- [WRITTEN PROBLEM]
Only the number is wanted: count the lines that include the word "name".

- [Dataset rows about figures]
☆ ☆ ☆

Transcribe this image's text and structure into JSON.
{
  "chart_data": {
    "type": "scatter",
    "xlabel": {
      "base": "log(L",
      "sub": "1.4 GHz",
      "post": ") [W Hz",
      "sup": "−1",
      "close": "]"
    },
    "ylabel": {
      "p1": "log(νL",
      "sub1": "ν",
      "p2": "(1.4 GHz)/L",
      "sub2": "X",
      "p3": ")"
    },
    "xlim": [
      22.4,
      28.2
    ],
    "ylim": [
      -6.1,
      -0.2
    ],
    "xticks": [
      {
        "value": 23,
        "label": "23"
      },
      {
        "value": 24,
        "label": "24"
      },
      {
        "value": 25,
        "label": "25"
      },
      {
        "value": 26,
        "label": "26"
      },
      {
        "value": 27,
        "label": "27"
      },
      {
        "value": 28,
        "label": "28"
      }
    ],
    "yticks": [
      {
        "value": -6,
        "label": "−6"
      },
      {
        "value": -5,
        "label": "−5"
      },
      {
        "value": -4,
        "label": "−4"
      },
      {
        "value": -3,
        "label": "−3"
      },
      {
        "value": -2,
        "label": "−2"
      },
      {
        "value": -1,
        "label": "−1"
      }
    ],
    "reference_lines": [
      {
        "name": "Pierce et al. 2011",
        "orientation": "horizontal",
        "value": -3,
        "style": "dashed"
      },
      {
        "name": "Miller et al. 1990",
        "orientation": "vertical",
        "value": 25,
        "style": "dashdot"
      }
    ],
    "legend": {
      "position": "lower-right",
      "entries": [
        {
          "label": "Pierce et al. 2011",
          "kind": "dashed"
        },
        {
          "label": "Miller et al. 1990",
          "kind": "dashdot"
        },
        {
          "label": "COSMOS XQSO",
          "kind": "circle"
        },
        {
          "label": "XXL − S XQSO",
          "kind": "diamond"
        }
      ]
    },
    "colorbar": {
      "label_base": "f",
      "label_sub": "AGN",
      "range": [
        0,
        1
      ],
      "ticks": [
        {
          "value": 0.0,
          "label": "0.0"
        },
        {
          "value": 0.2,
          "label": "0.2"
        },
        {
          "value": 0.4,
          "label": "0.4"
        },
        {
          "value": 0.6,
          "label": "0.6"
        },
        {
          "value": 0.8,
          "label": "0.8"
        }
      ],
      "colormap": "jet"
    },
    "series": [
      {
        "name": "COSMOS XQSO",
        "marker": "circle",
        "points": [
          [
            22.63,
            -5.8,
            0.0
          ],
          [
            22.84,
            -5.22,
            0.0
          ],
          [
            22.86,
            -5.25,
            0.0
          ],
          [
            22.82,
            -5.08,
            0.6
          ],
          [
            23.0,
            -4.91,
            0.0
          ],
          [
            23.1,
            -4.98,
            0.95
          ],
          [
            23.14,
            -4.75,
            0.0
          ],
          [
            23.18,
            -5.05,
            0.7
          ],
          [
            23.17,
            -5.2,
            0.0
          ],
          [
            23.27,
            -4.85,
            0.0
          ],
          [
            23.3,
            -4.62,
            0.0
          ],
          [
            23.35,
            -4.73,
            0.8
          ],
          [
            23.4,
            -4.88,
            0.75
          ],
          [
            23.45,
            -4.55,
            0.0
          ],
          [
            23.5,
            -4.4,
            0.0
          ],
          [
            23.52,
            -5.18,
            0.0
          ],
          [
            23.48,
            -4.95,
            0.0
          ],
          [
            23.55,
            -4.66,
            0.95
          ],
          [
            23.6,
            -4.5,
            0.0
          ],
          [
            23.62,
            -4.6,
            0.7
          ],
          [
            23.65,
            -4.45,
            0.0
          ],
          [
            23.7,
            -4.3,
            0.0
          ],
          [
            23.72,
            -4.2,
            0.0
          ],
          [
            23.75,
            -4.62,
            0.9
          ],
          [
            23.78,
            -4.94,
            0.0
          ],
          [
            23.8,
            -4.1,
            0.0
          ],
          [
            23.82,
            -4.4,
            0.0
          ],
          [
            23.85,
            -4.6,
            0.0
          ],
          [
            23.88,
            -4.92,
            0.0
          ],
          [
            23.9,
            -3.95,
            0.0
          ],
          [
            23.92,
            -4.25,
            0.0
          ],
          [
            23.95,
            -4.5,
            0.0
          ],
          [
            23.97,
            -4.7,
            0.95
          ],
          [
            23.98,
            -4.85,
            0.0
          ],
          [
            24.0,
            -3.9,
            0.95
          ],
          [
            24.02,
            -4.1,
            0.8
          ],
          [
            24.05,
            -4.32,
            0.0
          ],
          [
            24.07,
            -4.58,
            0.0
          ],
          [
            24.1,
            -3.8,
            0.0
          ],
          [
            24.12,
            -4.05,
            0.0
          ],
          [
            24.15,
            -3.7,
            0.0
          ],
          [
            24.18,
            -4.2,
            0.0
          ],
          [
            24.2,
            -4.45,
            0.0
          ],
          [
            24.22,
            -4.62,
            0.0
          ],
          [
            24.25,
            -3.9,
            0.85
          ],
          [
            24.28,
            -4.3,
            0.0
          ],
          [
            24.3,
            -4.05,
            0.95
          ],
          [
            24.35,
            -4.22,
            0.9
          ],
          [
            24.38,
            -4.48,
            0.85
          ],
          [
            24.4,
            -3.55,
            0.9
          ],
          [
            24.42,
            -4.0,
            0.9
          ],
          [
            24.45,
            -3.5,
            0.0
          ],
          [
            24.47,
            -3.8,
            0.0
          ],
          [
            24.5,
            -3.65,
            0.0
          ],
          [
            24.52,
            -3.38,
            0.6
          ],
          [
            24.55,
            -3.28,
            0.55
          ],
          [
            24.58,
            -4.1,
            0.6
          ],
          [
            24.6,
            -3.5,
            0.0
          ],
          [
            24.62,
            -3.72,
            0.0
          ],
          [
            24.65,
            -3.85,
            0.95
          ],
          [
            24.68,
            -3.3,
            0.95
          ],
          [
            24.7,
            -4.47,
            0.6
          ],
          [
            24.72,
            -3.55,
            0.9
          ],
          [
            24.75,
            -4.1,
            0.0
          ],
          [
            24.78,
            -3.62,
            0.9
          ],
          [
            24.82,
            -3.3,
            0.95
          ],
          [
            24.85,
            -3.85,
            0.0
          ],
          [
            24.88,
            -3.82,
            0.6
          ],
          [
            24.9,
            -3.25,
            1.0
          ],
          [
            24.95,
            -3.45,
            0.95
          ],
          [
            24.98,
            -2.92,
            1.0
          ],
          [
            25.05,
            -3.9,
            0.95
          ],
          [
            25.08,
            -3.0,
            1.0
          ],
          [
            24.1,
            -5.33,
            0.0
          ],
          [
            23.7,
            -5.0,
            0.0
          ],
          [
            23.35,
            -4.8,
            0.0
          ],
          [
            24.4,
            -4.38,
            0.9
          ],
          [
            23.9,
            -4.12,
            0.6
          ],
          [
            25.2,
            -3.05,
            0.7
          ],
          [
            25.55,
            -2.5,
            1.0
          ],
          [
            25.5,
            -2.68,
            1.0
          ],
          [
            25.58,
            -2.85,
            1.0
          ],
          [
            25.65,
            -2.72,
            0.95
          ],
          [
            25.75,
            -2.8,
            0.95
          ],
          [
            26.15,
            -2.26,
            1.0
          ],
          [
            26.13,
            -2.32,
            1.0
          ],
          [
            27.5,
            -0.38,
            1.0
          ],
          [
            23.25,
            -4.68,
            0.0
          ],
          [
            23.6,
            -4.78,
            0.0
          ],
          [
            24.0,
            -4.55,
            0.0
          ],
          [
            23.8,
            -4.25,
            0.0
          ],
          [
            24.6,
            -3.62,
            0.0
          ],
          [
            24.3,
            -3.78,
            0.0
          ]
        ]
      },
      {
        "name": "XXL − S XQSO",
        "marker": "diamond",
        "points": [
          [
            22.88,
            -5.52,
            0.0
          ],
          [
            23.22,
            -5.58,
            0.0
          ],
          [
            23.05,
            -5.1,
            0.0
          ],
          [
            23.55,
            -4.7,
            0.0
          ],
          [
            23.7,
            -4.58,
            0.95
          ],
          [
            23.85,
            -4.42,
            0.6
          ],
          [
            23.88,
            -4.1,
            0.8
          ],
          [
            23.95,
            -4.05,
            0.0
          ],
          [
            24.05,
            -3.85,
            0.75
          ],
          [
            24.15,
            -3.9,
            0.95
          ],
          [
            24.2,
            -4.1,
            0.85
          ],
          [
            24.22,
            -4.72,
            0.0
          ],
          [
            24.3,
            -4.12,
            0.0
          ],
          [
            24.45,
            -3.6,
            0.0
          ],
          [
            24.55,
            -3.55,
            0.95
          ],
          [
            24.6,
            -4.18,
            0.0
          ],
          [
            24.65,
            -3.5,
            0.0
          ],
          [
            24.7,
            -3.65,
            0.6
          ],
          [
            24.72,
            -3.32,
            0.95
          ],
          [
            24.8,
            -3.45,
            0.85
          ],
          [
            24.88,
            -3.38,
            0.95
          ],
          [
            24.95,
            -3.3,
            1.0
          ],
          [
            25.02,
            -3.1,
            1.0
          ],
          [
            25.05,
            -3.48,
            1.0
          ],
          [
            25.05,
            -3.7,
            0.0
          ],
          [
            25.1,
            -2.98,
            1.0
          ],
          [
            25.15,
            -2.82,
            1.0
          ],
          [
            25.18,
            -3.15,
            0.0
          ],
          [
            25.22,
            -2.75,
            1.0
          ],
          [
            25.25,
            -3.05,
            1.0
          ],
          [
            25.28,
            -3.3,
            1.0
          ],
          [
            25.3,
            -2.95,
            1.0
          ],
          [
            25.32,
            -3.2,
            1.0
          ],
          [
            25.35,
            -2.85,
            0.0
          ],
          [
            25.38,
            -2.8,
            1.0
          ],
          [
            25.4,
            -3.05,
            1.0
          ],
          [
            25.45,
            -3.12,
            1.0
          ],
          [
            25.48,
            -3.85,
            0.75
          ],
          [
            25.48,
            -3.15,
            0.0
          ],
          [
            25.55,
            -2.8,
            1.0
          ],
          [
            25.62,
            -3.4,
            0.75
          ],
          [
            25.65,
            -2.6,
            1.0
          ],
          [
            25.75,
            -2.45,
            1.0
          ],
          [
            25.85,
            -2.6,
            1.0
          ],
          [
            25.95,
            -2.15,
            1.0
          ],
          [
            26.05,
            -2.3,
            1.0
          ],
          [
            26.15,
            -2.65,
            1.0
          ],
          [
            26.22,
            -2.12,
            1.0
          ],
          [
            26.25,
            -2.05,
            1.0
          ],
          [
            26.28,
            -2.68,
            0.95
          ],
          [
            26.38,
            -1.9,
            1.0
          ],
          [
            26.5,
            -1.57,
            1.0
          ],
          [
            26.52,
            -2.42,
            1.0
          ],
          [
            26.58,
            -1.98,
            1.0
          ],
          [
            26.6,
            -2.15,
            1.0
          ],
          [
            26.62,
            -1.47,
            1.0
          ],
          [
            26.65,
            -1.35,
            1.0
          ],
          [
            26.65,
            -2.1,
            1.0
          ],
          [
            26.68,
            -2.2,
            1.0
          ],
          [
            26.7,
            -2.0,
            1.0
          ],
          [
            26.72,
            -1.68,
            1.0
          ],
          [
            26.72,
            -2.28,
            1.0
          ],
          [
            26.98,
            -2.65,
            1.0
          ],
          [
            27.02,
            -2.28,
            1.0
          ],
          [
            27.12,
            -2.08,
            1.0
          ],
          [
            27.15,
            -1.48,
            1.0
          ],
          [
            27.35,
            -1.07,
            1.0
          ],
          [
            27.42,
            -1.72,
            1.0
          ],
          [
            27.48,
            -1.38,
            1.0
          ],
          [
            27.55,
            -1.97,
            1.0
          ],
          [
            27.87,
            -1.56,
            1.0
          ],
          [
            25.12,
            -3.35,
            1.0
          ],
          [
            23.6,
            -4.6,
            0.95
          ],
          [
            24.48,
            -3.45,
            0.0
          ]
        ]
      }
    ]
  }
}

☆ ☆ ☆

- [OUTPUT FOR THIS TASK]
4